*Aim of the exercise:*
Scan the material and copy every line in which "periodos" appears.

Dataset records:
------------------------------

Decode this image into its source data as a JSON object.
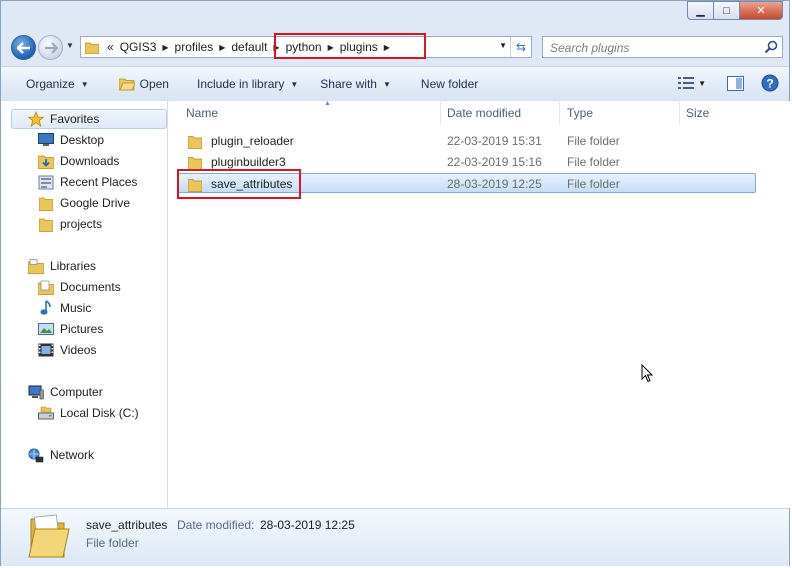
{
  "window": {
    "controls": {
      "minimize": "▁",
      "maximize": "□",
      "close": "✕"
    }
  },
  "nav": {
    "breadcrumb_prefix": "«",
    "breadcrumb": [
      "QGIS3",
      "profiles",
      "default",
      "python",
      "plugins"
    ],
    "search_placeholder": "Search plugins",
    "highlight_color": "#d8161e"
  },
  "toolbar": {
    "organize": "Organize",
    "open": "Open",
    "include_in_library": "Include in library",
    "share_with": "Share with",
    "new_folder": "New folder"
  },
  "sidebar": {
    "favorites": {
      "label": "Favorites",
      "items": [
        "Desktop",
        "Downloads",
        "Recent Places",
        "Google Drive",
        "projects"
      ]
    },
    "libraries": {
      "label": "Libraries",
      "items": [
        "Documents",
        "Music",
        "Pictures",
        "Videos"
      ]
    },
    "computer": {
      "label": "Computer",
      "items": [
        "Local Disk (C:)"
      ]
    },
    "network": {
      "label": "Network"
    }
  },
  "columns": {
    "name": "Name",
    "date_modified": "Date modified",
    "type": "Type",
    "size": "Size"
  },
  "files": [
    {
      "name": "plugin_reloader",
      "date": "22-03-2019 15:31",
      "type": "File folder",
      "selected": false
    },
    {
      "name": "pluginbuilder3",
      "date": "22-03-2019 15:16",
      "type": "File folder",
      "selected": false
    },
    {
      "name": "save_attributes",
      "date": "28-03-2019 12:25",
      "type": "File folder",
      "selected": true
    }
  ],
  "details": {
    "name": "save_attributes",
    "date_label": "Date modified:",
    "date_value": "28-03-2019 12:25",
    "type": "File folder"
  }
}
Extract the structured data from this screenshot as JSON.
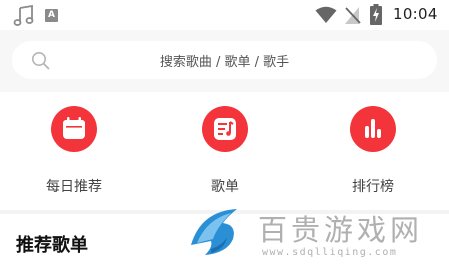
{
  "status_bar": {
    "time": "10:04",
    "notification_badge": "A",
    "icons": [
      "music-note-icon",
      "app-badge-icon",
      "wifi-icon",
      "no-signal-icon",
      "battery-charging-icon"
    ]
  },
  "search": {
    "placeholder": "搜索歌曲 / 歌单 / 歌手",
    "icon": "search-icon"
  },
  "entries": [
    {
      "label": "每日推荐",
      "icon": "calendar-icon"
    },
    {
      "label": "歌单",
      "icon": "playlist-icon"
    },
    {
      "label": "排行榜",
      "icon": "chart-icon"
    }
  ],
  "section": {
    "title": "推荐歌单"
  },
  "watermark": {
    "text": "百贵游戏网",
    "url": "www.sdqlliqing.com"
  },
  "colors": {
    "accent": "#f4343b",
    "background": "#f7f7f7"
  }
}
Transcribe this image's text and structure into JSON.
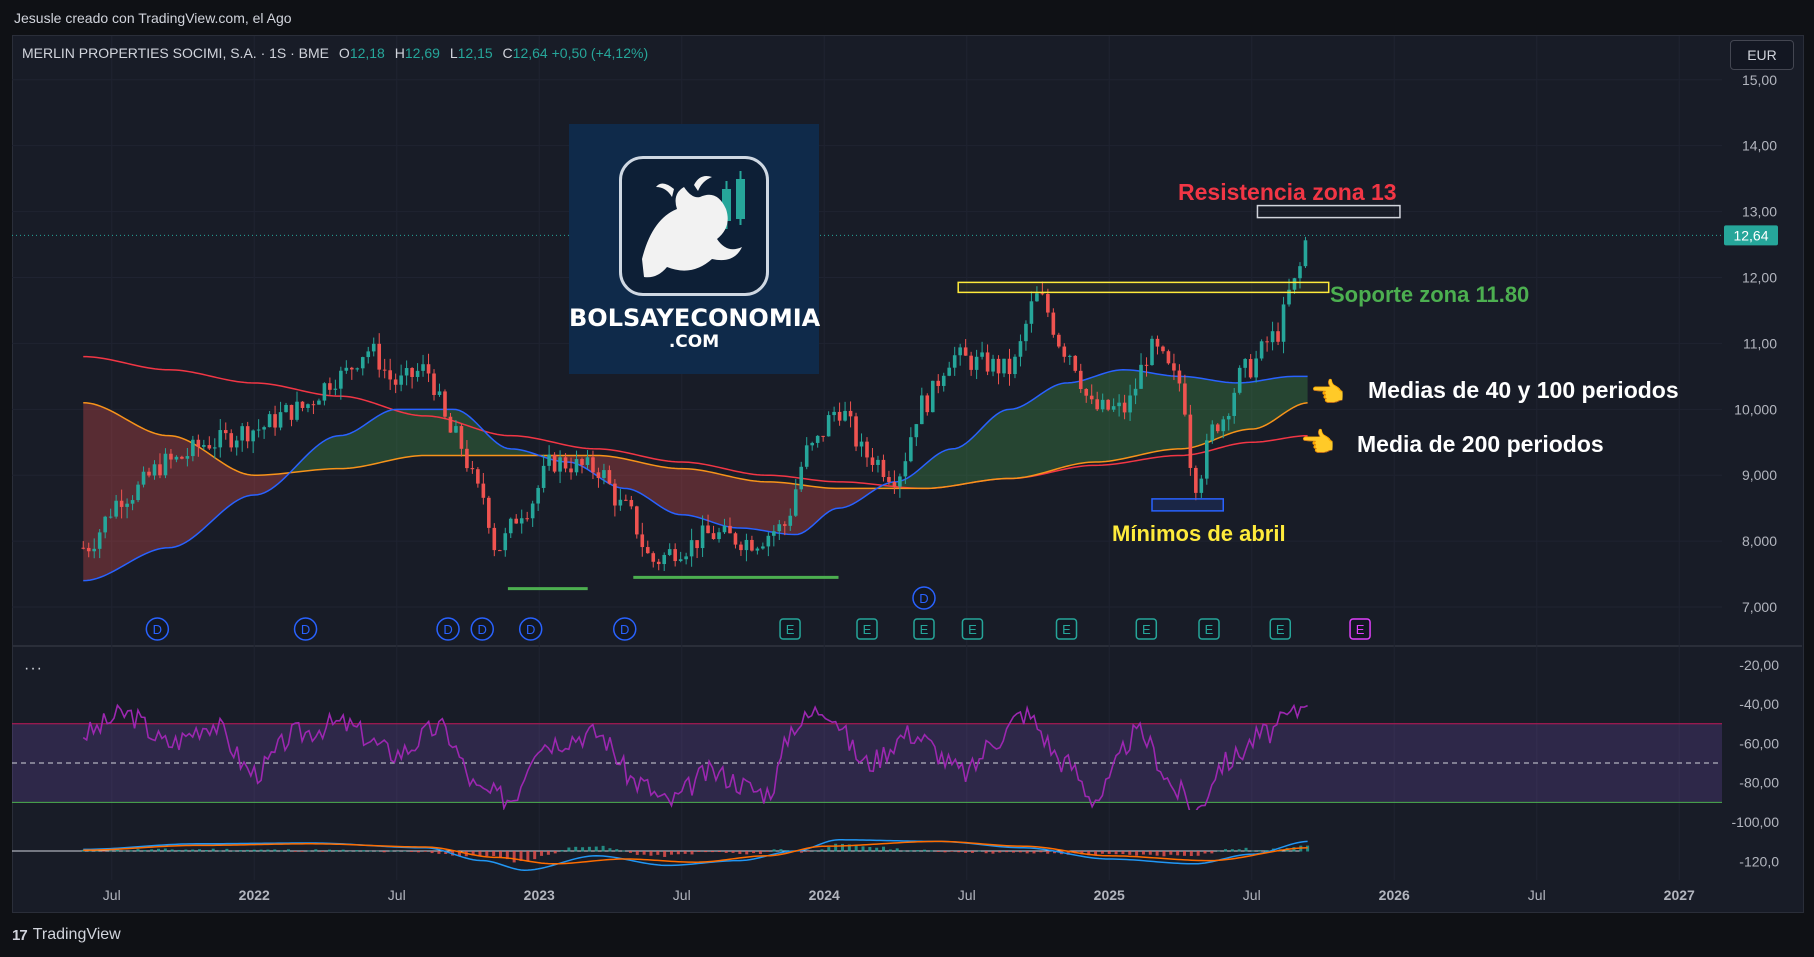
{
  "credit": "Jesusle creado con TradingView.com, el Ago",
  "symbol": {
    "name": "MERLIN PROPERTIES SOCIMI, S.A. · 1S · BME",
    "o_label": "O",
    "o": "12,18",
    "h_label": "H",
    "h": "12,69",
    "l_label": "L",
    "l": "12,15",
    "c_label": "C",
    "c": "12,64",
    "change": "+0,50 (+4,12%)"
  },
  "currency": "EUR",
  "footer": {
    "brand": "TradingView",
    "mark": "17"
  },
  "logo": {
    "name": "BOLSAYECONOMIA",
    "domain": ".COM"
  },
  "indicator_menu": "···",
  "colors": {
    "bg": "#181c27",
    "up": "#26a69a",
    "down": "#ef5350",
    "ma40": "#2962ff",
    "ma100": "#f7931a",
    "ma200": "#f23645",
    "rsi": "#9c27b0",
    "annot_red": "#f23645",
    "annot_green": "#4caf50",
    "annot_yellow": "#ffeb3b",
    "annot_white": "#ffffff"
  },
  "chart_data": [
    {
      "type": "candlestick",
      "title": "",
      "x_ticks": [
        "Jul",
        "2022",
        "Jul",
        "2023",
        "Jul",
        "2024",
        "Jul",
        "2025",
        "Jul",
        "2026",
        "Jul",
        "2027"
      ],
      "y_ticks": [
        "15,00",
        "14,00",
        "13,00",
        "12,00",
        "11,00",
        "10,000",
        "9,000",
        "8,000",
        "7,000"
      ],
      "ylim": [
        6.5,
        15.3
      ],
      "last_price": "12,64",
      "close_anchors": [
        [
          2021.4,
          7.9
        ],
        [
          2021.55,
          8.7
        ],
        [
          2021.7,
          9.2
        ],
        [
          2021.85,
          9.5
        ],
        [
          2022.0,
          9.7
        ],
        [
          2022.15,
          10.0
        ],
        [
          2022.3,
          10.5
        ],
        [
          2022.4,
          10.9
        ],
        [
          2022.5,
          10.4
        ],
        [
          2022.6,
          10.6
        ],
        [
          2022.7,
          9.6
        ],
        [
          2022.8,
          8.7
        ],
        [
          2022.85,
          7.9
        ],
        [
          2022.95,
          8.5
        ],
        [
          2023.05,
          9.2
        ],
        [
          2023.2,
          9.1
        ],
        [
          2023.3,
          8.5
        ],
        [
          2023.4,
          7.7
        ],
        [
          2023.5,
          7.9
        ],
        [
          2023.6,
          8.1
        ],
        [
          2023.75,
          8.0
        ],
        [
          2023.85,
          8.2
        ],
        [
          2023.95,
          9.4
        ],
        [
          2024.05,
          10.0
        ],
        [
          2024.15,
          9.3
        ],
        [
          2024.25,
          9.0
        ],
        [
          2024.35,
          10.1
        ],
        [
          2024.45,
          10.8
        ],
        [
          2024.55,
          10.7
        ],
        [
          2024.65,
          10.6
        ],
        [
          2024.75,
          11.7
        ],
        [
          2024.85,
          10.9
        ],
        [
          2024.95,
          10.0
        ],
        [
          2025.05,
          10.0
        ],
        [
          2025.15,
          10.9
        ],
        [
          2025.25,
          10.4
        ],
        [
          2025.3,
          8.9
        ],
        [
          2025.38,
          9.8
        ],
        [
          2025.48,
          10.6
        ],
        [
          2025.58,
          11.1
        ],
        [
          2025.65,
          11.9
        ],
        [
          2025.7,
          12.64
        ]
      ],
      "ma40_anchors": [
        [
          2021.4,
          7.4
        ],
        [
          2021.7,
          7.9
        ],
        [
          2022.0,
          8.7
        ],
        [
          2022.3,
          9.6
        ],
        [
          2022.5,
          10.0
        ],
        [
          2022.7,
          10.0
        ],
        [
          2022.9,
          9.4
        ],
        [
          2023.1,
          9.2
        ],
        [
          2023.3,
          8.8
        ],
        [
          2023.5,
          8.4
        ],
        [
          2023.7,
          8.2
        ],
        [
          2023.9,
          8.1
        ],
        [
          2024.05,
          8.5
        ],
        [
          2024.25,
          8.9
        ],
        [
          2024.45,
          9.4
        ],
        [
          2024.65,
          10.0
        ],
        [
          2024.85,
          10.4
        ],
        [
          2025.05,
          10.6
        ],
        [
          2025.25,
          10.5
        ],
        [
          2025.45,
          10.4
        ],
        [
          2025.65,
          10.5
        ]
      ],
      "ma100_anchors": [
        [
          2021.4,
          10.1
        ],
        [
          2021.7,
          9.6
        ],
        [
          2022.0,
          9.0
        ],
        [
          2022.3,
          9.1
        ],
        [
          2022.6,
          9.3
        ],
        [
          2022.9,
          9.3
        ],
        [
          2023.2,
          9.3
        ],
        [
          2023.5,
          9.1
        ],
        [
          2023.8,
          8.9
        ],
        [
          2024.05,
          8.8
        ],
        [
          2024.35,
          8.8
        ],
        [
          2024.65,
          8.95
        ],
        [
          2024.95,
          9.2
        ],
        [
          2025.25,
          9.4
        ],
        [
          2025.5,
          9.7
        ],
        [
          2025.7,
          10.1
        ]
      ],
      "ma200_anchors": [
        [
          2021.4,
          10.8
        ],
        [
          2021.7,
          10.6
        ],
        [
          2022.0,
          10.4
        ],
        [
          2022.3,
          10.2
        ],
        [
          2022.6,
          9.9
        ],
        [
          2022.9,
          9.6
        ],
        [
          2023.2,
          9.4
        ],
        [
          2023.5,
          9.2
        ],
        [
          2023.8,
          9.0
        ],
        [
          2024.05,
          8.9
        ],
        [
          2024.35,
          8.8
        ],
        [
          2024.65,
          8.95
        ],
        [
          2024.95,
          9.15
        ],
        [
          2025.25,
          9.3
        ],
        [
          2025.5,
          9.5
        ],
        [
          2025.7,
          9.6
        ]
      ],
      "event_markers": [
        {
          "label": "D",
          "x": 2021.66
        },
        {
          "label": "D",
          "x": 2022.18
        },
        {
          "label": "D",
          "x": 2022.68
        },
        {
          "label": "D",
          "x": 2022.8
        },
        {
          "label": "D",
          "x": 2022.97
        },
        {
          "label": "D",
          "x": 2023.3
        },
        {
          "label": "D",
          "x": 2024.35,
          "row": "upper"
        },
        {
          "label": "E",
          "x": 2023.88
        },
        {
          "label": "E",
          "x": 2024.15
        },
        {
          "label": "E",
          "x": 2024.35
        },
        {
          "label": "E",
          "x": 2024.52
        },
        {
          "label": "E",
          "x": 2024.85
        },
        {
          "label": "E",
          "x": 2025.13
        },
        {
          "label": "E",
          "x": 2025.35
        },
        {
          "label": "E",
          "x": 2025.6
        },
        {
          "label": "E",
          "x": 2025.88,
          "accent": "magenta"
        }
      ]
    },
    {
      "type": "line",
      "title": "",
      "y_ticks": [
        "-20,00",
        "-40,00",
        "-60,00",
        "-80,00",
        "-100,00",
        "-120,0"
      ],
      "ylim": [
        -127,
        -15
      ],
      "band": [
        -90,
        -50
      ],
      "midline": -70,
      "anchors": [
        [
          2021.4,
          -55
        ],
        [
          2021.55,
          -45
        ],
        [
          2021.7,
          -60
        ],
        [
          2021.85,
          -50
        ],
        [
          2022.0,
          -75
        ],
        [
          2022.15,
          -55
        ],
        [
          2022.3,
          -50
        ],
        [
          2022.5,
          -65
        ],
        [
          2022.65,
          -52
        ],
        [
          2022.8,
          -85
        ],
        [
          2022.9,
          -88
        ],
        [
          2023.0,
          -60
        ],
        [
          2023.2,
          -55
        ],
        [
          2023.35,
          -80
        ],
        [
          2023.45,
          -90
        ],
        [
          2023.6,
          -75
        ],
        [
          2023.8,
          -85
        ],
        [
          2023.9,
          -50
        ],
        [
          2024.0,
          -42
        ],
        [
          2024.15,
          -70
        ],
        [
          2024.3,
          -55
        ],
        [
          2024.5,
          -75
        ],
        [
          2024.6,
          -58
        ],
        [
          2024.7,
          -45
        ],
        [
          2024.85,
          -70
        ],
        [
          2024.95,
          -88
        ],
        [
          2025.1,
          -55
        ],
        [
          2025.25,
          -85
        ],
        [
          2025.3,
          -95
        ],
        [
          2025.4,
          -70
        ],
        [
          2025.55,
          -55
        ],
        [
          2025.65,
          -45
        ],
        [
          2025.7,
          -35
        ]
      ]
    },
    {
      "type": "line",
      "title": "",
      "ylim": [
        -1.5,
        1.5
      ],
      "macd_anchors": [
        [
          2021.4,
          0.1
        ],
        [
          2021.8,
          0.45
        ],
        [
          2022.2,
          0.5
        ],
        [
          2022.6,
          0.2
        ],
        [
          2022.8,
          -0.6
        ],
        [
          2022.95,
          -1.2
        ],
        [
          2023.2,
          -0.3
        ],
        [
          2023.45,
          -0.9
        ],
        [
          2023.7,
          -0.6
        ],
        [
          2023.9,
          0.0
        ],
        [
          2024.05,
          0.7
        ],
        [
          2024.4,
          0.6
        ],
        [
          2024.7,
          0.2
        ],
        [
          2025.0,
          -0.5
        ],
        [
          2025.3,
          -0.8
        ],
        [
          2025.5,
          -0.2
        ],
        [
          2025.7,
          0.6
        ]
      ],
      "signal_anchors": [
        [
          2021.4,
          0.05
        ],
        [
          2021.8,
          0.35
        ],
        [
          2022.2,
          0.45
        ],
        [
          2022.6,
          0.25
        ],
        [
          2022.85,
          -0.4
        ],
        [
          2023.05,
          -0.8
        ],
        [
          2023.3,
          -0.5
        ],
        [
          2023.55,
          -0.7
        ],
        [
          2023.8,
          -0.3
        ],
        [
          2024.0,
          0.3
        ],
        [
          2024.4,
          0.6
        ],
        [
          2024.7,
          0.3
        ],
        [
          2025.0,
          -0.3
        ],
        [
          2025.35,
          -0.6
        ],
        [
          2025.7,
          0.2
        ]
      ]
    }
  ],
  "annotations": {
    "resistance": "Resistencia zona 13",
    "support": "Soporte zona 11.80",
    "ma_40_100": "Medias de 40 y 100 periodos",
    "ma_200": "Media de 200 periodos",
    "april_lows": "Mínimos de abril",
    "pointer": "👈"
  }
}
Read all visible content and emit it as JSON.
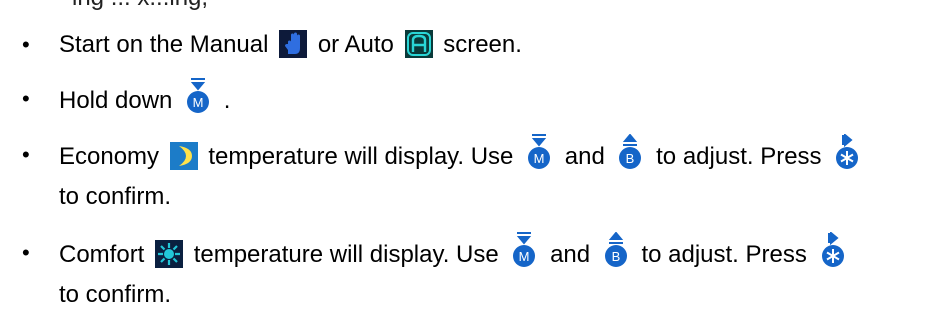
{
  "partial_heading": "ing ... x...ing,",
  "items": [
    {
      "before_icon_1": "Start on the Manual",
      "icon_1": "hand-icon",
      "between": "or Auto",
      "icon_2": "auto-a-icon",
      "after": "screen."
    },
    {
      "before_icon_1": "Hold down",
      "icon_1": "m-down-button-icon",
      "after": "."
    },
    {
      "before_icon_1": "Economy",
      "icon_1": "crescent-moon-icon",
      "mid_1": "temperature will display. Use",
      "icon_2": "m-down-button-icon",
      "mid_2": "and",
      "icon_3": "b-up-button-icon",
      "mid_3": "to adjust. Press",
      "icon_4": "snowflake-button-icon",
      "line2": "to confirm."
    },
    {
      "before_icon_1": "Comfort",
      "icon_1": "sun-icon",
      "mid_1": "temperature will display. Use",
      "icon_2": "m-down-button-icon",
      "mid_2": "and",
      "icon_3": "b-up-button-icon",
      "mid_3": "to adjust. Press",
      "icon_4": "snowflake-button-icon",
      "line2": "to confirm."
    }
  ],
  "bullet_char": "•",
  "colors": {
    "icon_blue": "#1565c8",
    "icon_dark": "#0a2a52",
    "hand_bg": "#0d1a3a",
    "hand_fg": "#2f6ee0",
    "auto_bg": "#0a3a3a",
    "auto_fg": "#2ad6d6",
    "moon_bg": "#1c7cc8",
    "moon_fg": "#ffe24a",
    "sun_bg": "#0a2040",
    "sun_fg": "#22c6d8"
  }
}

------------------------------

*Solution to the exercise:*
    "ma_40_100": "Medias de 40 y 100 periodos",
    "ma_200": "Media de 200 periodos",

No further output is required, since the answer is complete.